◆ **Task brief**: Check every line of the data below for the string "целевых", and copy the ones that hold it.

(Records contained in a dataset)
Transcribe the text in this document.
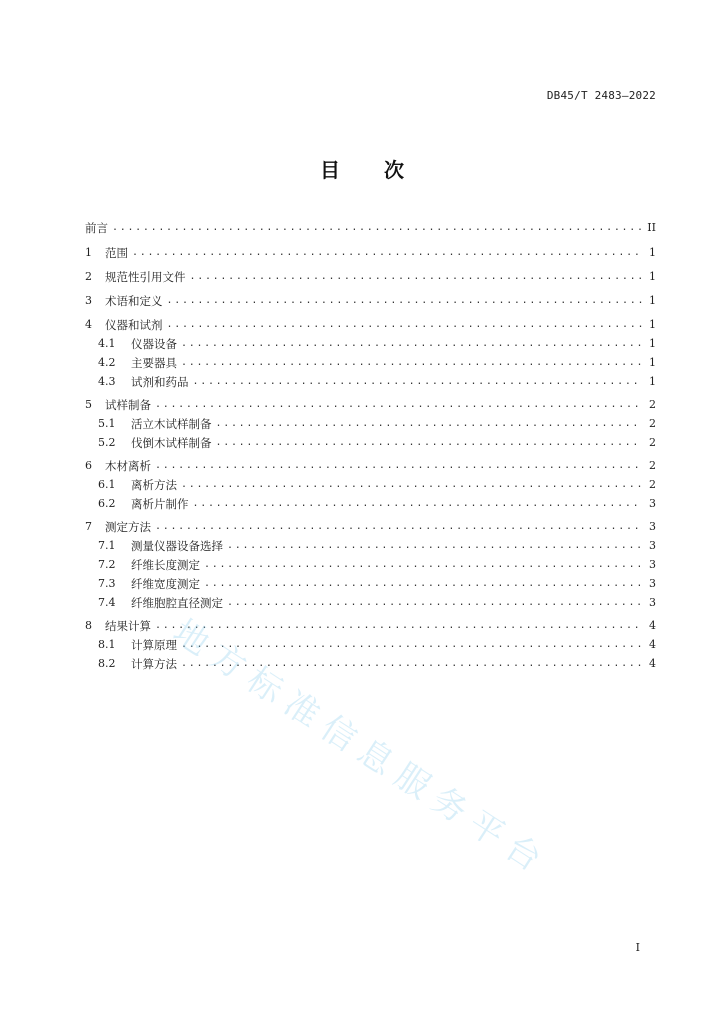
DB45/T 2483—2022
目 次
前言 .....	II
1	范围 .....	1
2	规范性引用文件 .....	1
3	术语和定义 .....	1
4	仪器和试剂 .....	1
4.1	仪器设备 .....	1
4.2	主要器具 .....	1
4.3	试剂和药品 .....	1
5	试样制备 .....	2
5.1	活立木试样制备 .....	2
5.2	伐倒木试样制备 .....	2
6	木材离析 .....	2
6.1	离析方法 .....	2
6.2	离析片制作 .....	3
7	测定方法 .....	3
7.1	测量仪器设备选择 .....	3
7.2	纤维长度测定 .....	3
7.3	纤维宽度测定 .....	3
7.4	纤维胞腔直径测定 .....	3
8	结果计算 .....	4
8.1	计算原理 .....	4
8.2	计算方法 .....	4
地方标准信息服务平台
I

* * *

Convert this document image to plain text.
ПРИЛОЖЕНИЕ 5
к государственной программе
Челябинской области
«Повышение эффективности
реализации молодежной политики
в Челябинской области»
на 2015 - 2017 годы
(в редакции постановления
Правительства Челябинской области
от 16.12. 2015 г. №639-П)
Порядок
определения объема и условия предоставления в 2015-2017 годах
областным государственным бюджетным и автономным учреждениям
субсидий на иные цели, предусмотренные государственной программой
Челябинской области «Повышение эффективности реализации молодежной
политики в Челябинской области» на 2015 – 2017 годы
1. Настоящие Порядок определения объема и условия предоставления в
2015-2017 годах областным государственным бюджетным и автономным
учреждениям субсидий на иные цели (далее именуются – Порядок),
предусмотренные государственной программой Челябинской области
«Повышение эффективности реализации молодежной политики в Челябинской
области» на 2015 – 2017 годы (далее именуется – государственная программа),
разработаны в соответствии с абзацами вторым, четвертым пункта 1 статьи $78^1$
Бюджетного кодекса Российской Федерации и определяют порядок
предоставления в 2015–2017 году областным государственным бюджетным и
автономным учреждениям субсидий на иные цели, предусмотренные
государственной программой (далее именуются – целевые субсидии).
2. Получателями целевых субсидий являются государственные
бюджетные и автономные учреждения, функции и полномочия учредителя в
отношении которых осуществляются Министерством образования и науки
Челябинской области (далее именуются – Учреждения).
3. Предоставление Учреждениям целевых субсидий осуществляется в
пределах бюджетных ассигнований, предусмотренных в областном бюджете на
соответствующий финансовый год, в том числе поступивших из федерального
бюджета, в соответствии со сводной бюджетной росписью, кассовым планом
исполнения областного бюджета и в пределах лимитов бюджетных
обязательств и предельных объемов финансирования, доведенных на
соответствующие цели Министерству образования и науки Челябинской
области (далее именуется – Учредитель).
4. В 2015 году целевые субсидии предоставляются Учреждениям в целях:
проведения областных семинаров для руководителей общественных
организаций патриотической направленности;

...

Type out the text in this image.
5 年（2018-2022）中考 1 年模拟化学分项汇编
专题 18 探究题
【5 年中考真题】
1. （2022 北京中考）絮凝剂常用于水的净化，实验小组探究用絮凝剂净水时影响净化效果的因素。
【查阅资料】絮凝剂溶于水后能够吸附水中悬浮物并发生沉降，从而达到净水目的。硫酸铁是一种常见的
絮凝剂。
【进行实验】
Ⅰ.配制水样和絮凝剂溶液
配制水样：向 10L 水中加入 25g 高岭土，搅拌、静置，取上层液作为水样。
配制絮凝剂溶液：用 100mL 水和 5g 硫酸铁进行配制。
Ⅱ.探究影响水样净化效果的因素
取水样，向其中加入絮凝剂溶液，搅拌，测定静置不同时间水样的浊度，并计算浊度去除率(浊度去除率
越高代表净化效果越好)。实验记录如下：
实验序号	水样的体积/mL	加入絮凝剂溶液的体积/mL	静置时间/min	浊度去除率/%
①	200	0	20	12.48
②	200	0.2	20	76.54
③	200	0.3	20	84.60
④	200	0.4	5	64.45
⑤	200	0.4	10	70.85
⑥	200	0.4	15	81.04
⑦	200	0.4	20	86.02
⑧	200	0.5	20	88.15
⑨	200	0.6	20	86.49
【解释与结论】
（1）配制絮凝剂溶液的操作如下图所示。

◆ **Output for this exercise**:
2. Получателями целевых субсидий являются государственные
3. Предоставление Учреждениям целевых субсидий осуществляется в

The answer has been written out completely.